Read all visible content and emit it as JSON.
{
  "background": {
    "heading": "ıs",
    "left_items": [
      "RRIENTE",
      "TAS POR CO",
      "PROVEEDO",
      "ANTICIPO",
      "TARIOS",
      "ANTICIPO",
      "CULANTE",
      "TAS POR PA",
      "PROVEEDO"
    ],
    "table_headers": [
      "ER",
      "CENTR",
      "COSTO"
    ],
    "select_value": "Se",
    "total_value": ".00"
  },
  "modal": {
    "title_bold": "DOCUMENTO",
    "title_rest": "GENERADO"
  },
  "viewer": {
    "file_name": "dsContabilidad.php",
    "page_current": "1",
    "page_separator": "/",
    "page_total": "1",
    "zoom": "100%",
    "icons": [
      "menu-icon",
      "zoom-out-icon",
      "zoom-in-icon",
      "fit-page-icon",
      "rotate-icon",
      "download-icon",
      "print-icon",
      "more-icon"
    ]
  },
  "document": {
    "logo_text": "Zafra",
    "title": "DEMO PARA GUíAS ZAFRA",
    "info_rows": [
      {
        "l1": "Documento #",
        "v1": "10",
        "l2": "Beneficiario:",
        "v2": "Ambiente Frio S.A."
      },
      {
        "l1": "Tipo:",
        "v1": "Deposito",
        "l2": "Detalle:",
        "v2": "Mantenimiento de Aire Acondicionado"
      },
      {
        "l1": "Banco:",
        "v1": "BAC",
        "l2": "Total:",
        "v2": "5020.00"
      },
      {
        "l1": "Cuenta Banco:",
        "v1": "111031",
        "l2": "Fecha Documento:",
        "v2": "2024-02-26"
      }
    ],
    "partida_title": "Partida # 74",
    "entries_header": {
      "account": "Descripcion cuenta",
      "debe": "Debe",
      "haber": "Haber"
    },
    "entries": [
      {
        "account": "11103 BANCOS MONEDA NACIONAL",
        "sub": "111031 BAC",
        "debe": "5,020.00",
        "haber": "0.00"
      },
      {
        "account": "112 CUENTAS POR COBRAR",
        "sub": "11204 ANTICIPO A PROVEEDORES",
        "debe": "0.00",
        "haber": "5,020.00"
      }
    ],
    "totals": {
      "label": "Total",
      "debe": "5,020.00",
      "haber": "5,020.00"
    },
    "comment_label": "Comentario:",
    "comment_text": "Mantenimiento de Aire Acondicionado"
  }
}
:::
**EXERCISE INSTRUCTIONS**:
Go back to the listing above and please repeat it exactly.

**RESPONSE BELOW**:
Read all visible content and emit it as JSON.
{
  "background": {
    "heading": "ıs",
    "left_items": [
      "RRIENTE",
      "TAS POR CO",
      "PROVEEDO",
      "ANTICIPO",
      "TARIOS",
      "ANTICIPO",
      "CULANTE",
      "TAS POR PA",
      "PROVEEDO"
    ],
    "table_headers": [
      "ER",
      "CENTR",
      "COSTO"
    ],
    "select_value": "Se",
    "total_value": ".00"
  },
  "modal": {
    "title_bold": "DOCUMENTO",
    "title_rest": "GENERADO"
  },
  "viewer": {
    "file_name": "dsContabilidad.php",
    "page_current": "1",
    "page_separator": "/",
    "page_total": "1",
    "zoom": "100%",
    "icons": [
      "menu-icon",
      "zoom-out-icon",
      "zoom-in-icon",
      "fit-page-icon",
      "rotate-icon",
      "download-icon",
      "print-icon",
      "more-icon"
    ]
  },
  "document": {
    "logo_text": "Zafra",
    "title": "DEMO PARA GUíAS ZAFRA",
    "info_rows": [
      {
        "l1": "Documento #",
        "v1": "10",
        "l2": "Beneficiario:",
        "v2": "Ambiente Frio S.A."
      },
      {
        "l1": "Tipo:",
        "v1": "Deposito",
        "l2": "Detalle:",
        "v2": "Mantenimiento de Aire Acondicionado"
      },
      {
        "l1": "Banco:",
        "v1": "BAC",
        "l2": "Total:",
        "v2": "5020.00"
      },
      {
        "l1": "Cuenta Banco:",
        "v1": "111031",
        "l2": "Fecha Documento:",
        "v2": "2024-02-26"
      }
    ],
    "partida_title": "Partida # 74",
    "entries_header": {
      "account": "Descripcion cuenta",
      "debe": "Debe",
      "haber": "Haber"
    },
    "entries": [
      {
        "account": "11103 BANCOS MONEDA NACIONAL",
        "sub": "111031 BAC",
        "debe": "5,020.00",
        "haber": "0.00"
      },
      {
        "account": "112 CUENTAS POR COBRAR",
        "sub": "11204 ANTICIPO A PROVEEDORES",
        "debe": "0.00",
        "haber": "5,020.00"
      }
    ],
    "totals": {
      "label": "Total",
      "debe": "5,020.00",
      "haber": "5,020.00"
    },
    "comment_label": "Comentario:",
    "comment_text": "Mantenimiento de Aire Acondicionado"
  }
}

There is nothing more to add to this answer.